Set every record down verbatim and omit the pictures.

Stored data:
____________

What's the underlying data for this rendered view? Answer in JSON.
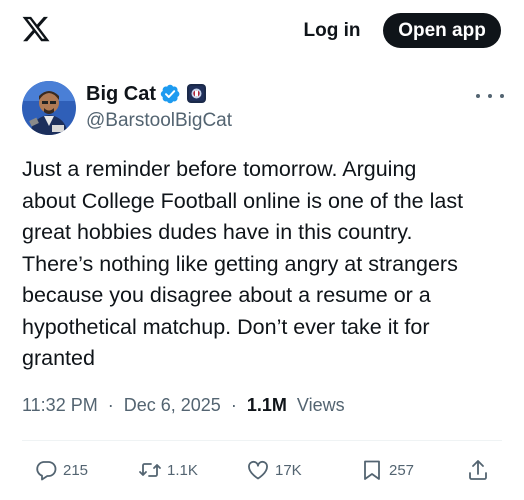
{
  "header": {
    "logo_icon": "x-logo-icon",
    "login_label": "Log in",
    "open_app_label": "Open app"
  },
  "tweet": {
    "author": {
      "display_name": "Big Cat",
      "handle": "@BarstoolBigCat",
      "verified_icon": "verified-badge-icon",
      "affiliation_icon": "affiliation-badge-icon",
      "avatar_icon": "avatar-photo"
    },
    "more_icon": "more-options-icon",
    "text_lines": [
      "Just a reminder before tomorrow. Arguing",
      "about College Football online is one of the last",
      "great hobbies dudes have in this country.",
      "There’s nothing like getting angry at strangers",
      "because you disagree about a resume or a",
      "hypothetical matchup. Don’t ever take it for",
      "granted"
    ],
    "time": "11:32 PM",
    "separator": "·",
    "date": "Dec 6, 2025",
    "views_count": "1.1M",
    "views_label": "Views"
  },
  "actions": {
    "reply": {
      "icon": "reply-icon",
      "count": "215"
    },
    "repost": {
      "icon": "repost-icon",
      "count": "1.1K"
    },
    "like": {
      "icon": "heart-icon",
      "count": "17K"
    },
    "bookmark": {
      "icon": "bookmark-icon",
      "count": "257"
    },
    "share": {
      "icon": "share-icon"
    }
  },
  "colors": {
    "text_primary": "#0f1419",
    "text_secondary": "#536471",
    "verified_blue": "#1d9bf0",
    "button_dark": "#0f1419",
    "divider": "#eff3f4"
  }
}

____________

== Answer to the problem ==
What's the underlying data for this rendered view? Answer in JSON.
{
  "header": {
    "logo_icon": "x-logo-icon",
    "login_label": "Log in",
    "open_app_label": "Open app"
  },
  "tweet": {
    "author": {
      "display_name": "Big Cat",
      "handle": "@BarstoolBigCat",
      "verified_icon": "verified-badge-icon",
      "affiliation_icon": "affiliation-badge-icon",
      "avatar_icon": "avatar-photo"
    },
    "more_icon": "more-options-icon",
    "text_lines": [
      "Just a reminder before tomorrow. Arguing",
      "about College Football online is one of the last",
      "great hobbies dudes have in this country.",
      "There’s nothing like getting angry at strangers",
      "because you disagree about a resume or a",
      "hypothetical matchup. Don’t ever take it for",
      "granted"
    ],
    "time": "11:32 PM",
    "separator": "·",
    "date": "Dec 6, 2025",
    "views_count": "1.1M",
    "views_label": "Views"
  },
  "actions": {
    "reply": {
      "icon": "reply-icon",
      "count": "215"
    },
    "repost": {
      "icon": "repost-icon",
      "count": "1.1K"
    },
    "like": {
      "icon": "heart-icon",
      "count": "17K"
    },
    "bookmark": {
      "icon": "bookmark-icon",
      "count": "257"
    },
    "share": {
      "icon": "share-icon"
    }
  },
  "colors": {
    "text_primary": "#0f1419",
    "text_secondary": "#536471",
    "verified_blue": "#1d9bf0",
    "button_dark": "#0f1419",
    "divider": "#eff3f4"
  }
}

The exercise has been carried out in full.